**Raw records:**
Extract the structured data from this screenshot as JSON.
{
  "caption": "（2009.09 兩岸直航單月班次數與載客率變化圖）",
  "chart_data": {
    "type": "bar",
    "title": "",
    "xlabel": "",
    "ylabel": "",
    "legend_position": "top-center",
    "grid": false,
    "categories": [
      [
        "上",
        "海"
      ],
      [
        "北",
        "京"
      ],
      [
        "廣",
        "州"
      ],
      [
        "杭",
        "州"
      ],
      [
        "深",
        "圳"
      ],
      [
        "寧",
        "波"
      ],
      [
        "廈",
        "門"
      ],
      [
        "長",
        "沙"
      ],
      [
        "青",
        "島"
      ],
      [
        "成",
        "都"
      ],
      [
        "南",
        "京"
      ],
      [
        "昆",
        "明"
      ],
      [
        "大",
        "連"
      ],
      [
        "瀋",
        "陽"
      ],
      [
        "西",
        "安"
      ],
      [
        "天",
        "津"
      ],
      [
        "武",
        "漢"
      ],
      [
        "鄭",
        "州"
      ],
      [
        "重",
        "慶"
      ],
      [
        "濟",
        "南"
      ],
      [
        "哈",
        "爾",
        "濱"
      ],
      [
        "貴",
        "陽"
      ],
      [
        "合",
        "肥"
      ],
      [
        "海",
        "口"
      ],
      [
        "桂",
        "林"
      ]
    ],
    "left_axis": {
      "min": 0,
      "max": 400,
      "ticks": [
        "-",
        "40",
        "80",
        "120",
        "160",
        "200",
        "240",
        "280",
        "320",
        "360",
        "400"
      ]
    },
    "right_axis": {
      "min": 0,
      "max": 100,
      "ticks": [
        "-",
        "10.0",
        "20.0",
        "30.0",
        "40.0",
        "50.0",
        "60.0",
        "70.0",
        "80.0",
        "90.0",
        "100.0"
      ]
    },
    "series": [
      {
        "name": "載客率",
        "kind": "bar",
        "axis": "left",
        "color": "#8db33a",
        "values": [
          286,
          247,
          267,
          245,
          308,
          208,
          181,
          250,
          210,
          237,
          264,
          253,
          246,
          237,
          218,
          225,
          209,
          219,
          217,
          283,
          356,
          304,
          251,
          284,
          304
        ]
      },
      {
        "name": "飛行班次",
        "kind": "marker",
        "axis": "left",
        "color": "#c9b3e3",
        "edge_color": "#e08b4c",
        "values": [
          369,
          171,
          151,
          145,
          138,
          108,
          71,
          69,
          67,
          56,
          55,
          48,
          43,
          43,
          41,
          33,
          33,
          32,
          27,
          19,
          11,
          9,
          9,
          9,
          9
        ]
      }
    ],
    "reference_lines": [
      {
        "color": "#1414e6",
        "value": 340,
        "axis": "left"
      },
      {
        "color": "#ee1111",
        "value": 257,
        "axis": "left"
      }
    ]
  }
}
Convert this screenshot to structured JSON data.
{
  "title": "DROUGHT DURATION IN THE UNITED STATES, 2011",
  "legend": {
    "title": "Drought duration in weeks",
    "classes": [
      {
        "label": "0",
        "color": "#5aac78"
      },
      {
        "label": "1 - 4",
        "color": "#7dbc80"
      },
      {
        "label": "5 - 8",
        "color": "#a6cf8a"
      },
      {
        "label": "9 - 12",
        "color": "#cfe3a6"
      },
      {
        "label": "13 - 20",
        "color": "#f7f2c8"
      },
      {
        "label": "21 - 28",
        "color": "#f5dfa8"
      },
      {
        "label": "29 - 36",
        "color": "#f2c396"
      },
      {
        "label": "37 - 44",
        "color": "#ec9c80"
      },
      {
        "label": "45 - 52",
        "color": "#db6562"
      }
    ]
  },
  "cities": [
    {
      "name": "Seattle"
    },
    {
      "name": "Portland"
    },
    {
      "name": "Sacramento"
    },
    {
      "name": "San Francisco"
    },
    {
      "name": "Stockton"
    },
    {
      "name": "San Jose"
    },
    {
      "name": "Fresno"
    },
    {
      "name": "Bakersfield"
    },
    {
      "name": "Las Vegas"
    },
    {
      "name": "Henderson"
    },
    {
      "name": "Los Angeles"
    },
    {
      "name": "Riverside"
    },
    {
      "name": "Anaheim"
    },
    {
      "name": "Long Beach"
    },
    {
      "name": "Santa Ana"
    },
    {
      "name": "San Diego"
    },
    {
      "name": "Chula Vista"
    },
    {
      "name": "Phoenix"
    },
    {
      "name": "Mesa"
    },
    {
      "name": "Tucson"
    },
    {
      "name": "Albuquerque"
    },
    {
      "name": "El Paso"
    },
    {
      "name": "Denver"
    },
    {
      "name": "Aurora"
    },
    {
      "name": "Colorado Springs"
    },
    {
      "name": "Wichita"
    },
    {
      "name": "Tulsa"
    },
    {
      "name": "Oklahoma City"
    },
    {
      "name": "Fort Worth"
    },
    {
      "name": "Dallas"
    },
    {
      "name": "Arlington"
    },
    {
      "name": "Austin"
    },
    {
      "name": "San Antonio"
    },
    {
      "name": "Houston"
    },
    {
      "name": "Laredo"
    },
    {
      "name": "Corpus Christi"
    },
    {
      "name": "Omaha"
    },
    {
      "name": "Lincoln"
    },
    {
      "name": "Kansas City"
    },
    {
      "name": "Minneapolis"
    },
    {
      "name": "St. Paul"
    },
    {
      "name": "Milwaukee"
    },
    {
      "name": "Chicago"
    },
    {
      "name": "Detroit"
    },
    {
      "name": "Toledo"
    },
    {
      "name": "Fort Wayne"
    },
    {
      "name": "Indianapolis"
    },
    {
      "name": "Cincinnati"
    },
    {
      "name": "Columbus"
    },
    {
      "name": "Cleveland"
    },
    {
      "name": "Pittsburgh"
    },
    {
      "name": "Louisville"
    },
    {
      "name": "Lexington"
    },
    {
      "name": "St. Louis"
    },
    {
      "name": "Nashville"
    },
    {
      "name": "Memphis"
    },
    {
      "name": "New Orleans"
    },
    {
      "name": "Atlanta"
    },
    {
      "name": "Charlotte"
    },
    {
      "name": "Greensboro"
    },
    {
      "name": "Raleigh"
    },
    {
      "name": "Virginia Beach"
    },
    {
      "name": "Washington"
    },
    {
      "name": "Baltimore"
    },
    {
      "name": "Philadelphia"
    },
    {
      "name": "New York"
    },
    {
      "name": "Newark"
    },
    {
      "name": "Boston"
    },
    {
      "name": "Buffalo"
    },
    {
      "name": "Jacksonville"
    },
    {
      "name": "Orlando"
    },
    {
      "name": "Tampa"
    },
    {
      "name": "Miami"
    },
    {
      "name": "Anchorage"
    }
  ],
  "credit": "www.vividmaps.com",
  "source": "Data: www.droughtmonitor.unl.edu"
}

**Task description:** Write each line above out exactly.

**Reply:**
Extract the structured data from this screenshot as JSON.
{
  "caption": "（2009.09 兩岸直航單月班次數與載客率變化圖）",
  "chart_data": {
    "type": "bar",
    "title": "",
    "xlabel": "",
    "ylabel": "",
    "legend_position": "top-center",
    "grid": false,
    "categories": [
      [
        "上",
        "海"
      ],
      [
        "北",
        "京"
      ],
      [
        "廣",
        "州"
      ],
      [
        "杭",
        "州"
      ],
      [
        "深",
        "圳"
      ],
      [
        "寧",
        "波"
      ],
      [
        "廈",
        "門"
      ],
      [
        "長",
        "沙"
      ],
      [
        "青",
        "島"
      ],
      [
        "成",
        "都"
      ],
      [
        "南",
        "京"
      ],
      [
        "昆",
        "明"
      ],
      [
        "大",
        "連"
      ],
      [
        "瀋",
        "陽"
      ],
      [
        "西",
        "安"
      ],
      [
        "天",
        "津"
      ],
      [
        "武",
        "漢"
      ],
      [
        "鄭",
        "州"
      ],
      [
        "重",
        "慶"
      ],
      [
        "濟",
        "南"
      ],
      [
        "哈",
        "爾",
        "濱"
      ],
      [
        "貴",
        "陽"
      ],
      [
        "合",
        "肥"
      ],
      [
        "海",
        "口"
      ],
      [
        "桂",
        "林"
      ]
    ],
    "left_axis": {
      "min": 0,
      "max": 400,
      "ticks": [
        "-",
        "40",
        "80",
        "120",
        "160",
        "200",
        "240",
        "280",
        "320",
        "360",
        "400"
      ]
    },
    "right_axis": {
      "min": 0,
      "max": 100,
      "ticks": [
        "-",
        "10.0",
        "20.0",
        "30.0",
        "40.0",
        "50.0",
        "60.0",
        "70.0",
        "80.0",
        "90.0",
        "100.0"
      ]
    },
    "series": [
      {
        "name": "載客率",
        "kind": "bar",
        "axis": "left",
        "color": "#8db33a",
        "values": [
          286,
          247,
          267,
          245,
          308,
          208,
          181,
          250,
          210,
          237,
          264,
          253,
          246,
          237,
          218,
          225,
          209,
          219,
          217,
          283,
          356,
          304,
          251,
          284,
          304
        ]
      },
      {
        "name": "飛行班次",
        "kind": "marker",
        "axis": "left",
        "color": "#c9b3e3",
        "edge_color": "#e08b4c",
        "values": [
          369,
          171,
          151,
          145,
          138,
          108,
          71,
          69,
          67,
          56,
          55,
          48,
          43,
          43,
          41,
          33,
          33,
          32,
          27,
          19,
          11,
          9,
          9,
          9,
          9
        ]
      }
    ],
    "reference_lines": [
      {
        "color": "#1414e6",
        "value": 340,
        "axis": "left"
      },
      {
        "color": "#ee1111",
        "value": 257,
        "axis": "left"
      }
    ]
  }
}
Convert this screenshot to structured JSON data.
{
  "title": "DROUGHT DURATION IN THE UNITED STATES, 2011",
  "legend": {
    "title": "Drought duration in weeks",
    "classes": [
      {
        "label": "0",
        "color": "#5aac78"
      },
      {
        "label": "1 - 4",
        "color": "#7dbc80"
      },
      {
        "label": "5 - 8",
        "color": "#a6cf8a"
      },
      {
        "label": "9 - 12",
        "color": "#cfe3a6"
      },
      {
        "label": "13 - 20",
        "color": "#f7f2c8"
      },
      {
        "label": "21 - 28",
        "color": "#f5dfa8"
      },
      {
        "label": "29 - 36",
        "color": "#f2c396"
      },
      {
        "label": "37 - 44",
        "color": "#ec9c80"
      },
      {
        "label": "45 - 52",
        "color": "#db6562"
      }
    ]
  },
  "cities": [
    {
      "name": "Seattle"
    },
    {
      "name": "Portland"
    },
    {
      "name": "Sacramento"
    },
    {
      "name": "San Francisco"
    },
    {
      "name": "Stockton"
    },
    {
      "name": "San Jose"
    },
    {
      "name": "Fresno"
    },
    {
      "name": "Bakersfield"
    },
    {
      "name": "Las Vegas"
    },
    {
      "name": "Henderson"
    },
    {
      "name": "Los Angeles"
    },
    {
      "name": "Riverside"
    },
    {
      "name": "Anaheim"
    },
    {
      "name": "Long Beach"
    },
    {
      "name": "Santa Ana"
    },
    {
      "name": "San Diego"
    },
    {
      "name": "Chula Vista"
    },
    {
      "name": "Phoenix"
    },
    {
      "name": "Mesa"
    },
    {
      "name": "Tucson"
    },
    {
      "name": "Albuquerque"
    },
    {
      "name": "El Paso"
    },
    {
      "name": "Denver"
    },
    {
      "name": "Aurora"
    },
    {
      "name": "Colorado Springs"
    },
    {
      "name": "Wichita"
    },
    {
      "name": "Tulsa"
    },
    {
      "name": "Oklahoma City"
    },
    {
      "name": "Fort Worth"
    },
    {
      "name": "Dallas"
    },
    {
      "name": "Arlington"
    },
    {
      "name": "Austin"
    },
    {
      "name": "San Antonio"
    },
    {
      "name": "Houston"
    },
    {
      "name": "Laredo"
    },
    {
      "name": "Corpus Christi"
    },
    {
      "name": "Omaha"
    },
    {
      "name": "Lincoln"
    },
    {
      "name": "Kansas City"
    },
    {
      "name": "Minneapolis"
    },
    {
      "name": "St. Paul"
    },
    {
      "name": "Milwaukee"
    },
    {
      "name": "Chicago"
    },
    {
      "name": "Detroit"
    },
    {
      "name": "Toledo"
    },
    {
      "name": "Fort Wayne"
    },
    {
      "name": "Indianapolis"
    },
    {
      "name": "Cincinnati"
    },
    {
      "name": "Columbus"
    },
    {
      "name": "Cleveland"
    },
    {
      "name": "Pittsburgh"
    },
    {
      "name": "Louisville"
    },
    {
      "name": "Lexington"
    },
    {
      "name": "St. Louis"
    },
    {
      "name": "Nashville"
    },
    {
      "name": "Memphis"
    },
    {
      "name": "New Orleans"
    },
    {
      "name": "Atlanta"
    },
    {
      "name": "Charlotte"
    },
    {
      "name": "Greensboro"
    },
    {
      "name": "Raleigh"
    },
    {
      "name": "Virginia Beach"
    },
    {
      "name": "Washington"
    },
    {
      "name": "Baltimore"
    },
    {
      "name": "Philadelphia"
    },
    {
      "name": "New York"
    },
    {
      "name": "Newark"
    },
    {
      "name": "Boston"
    },
    {
      "name": "Buffalo"
    },
    {
      "name": "Jacksonville"
    },
    {
      "name": "Orlando"
    },
    {
      "name": "Tampa"
    },
    {
      "name": "Miami"
    },
    {
      "name": "Anchorage"
    }
  ],
  "credit": "www.vividmaps.com",
  "source": "Data: www.droughtmonitor.unl.edu"
}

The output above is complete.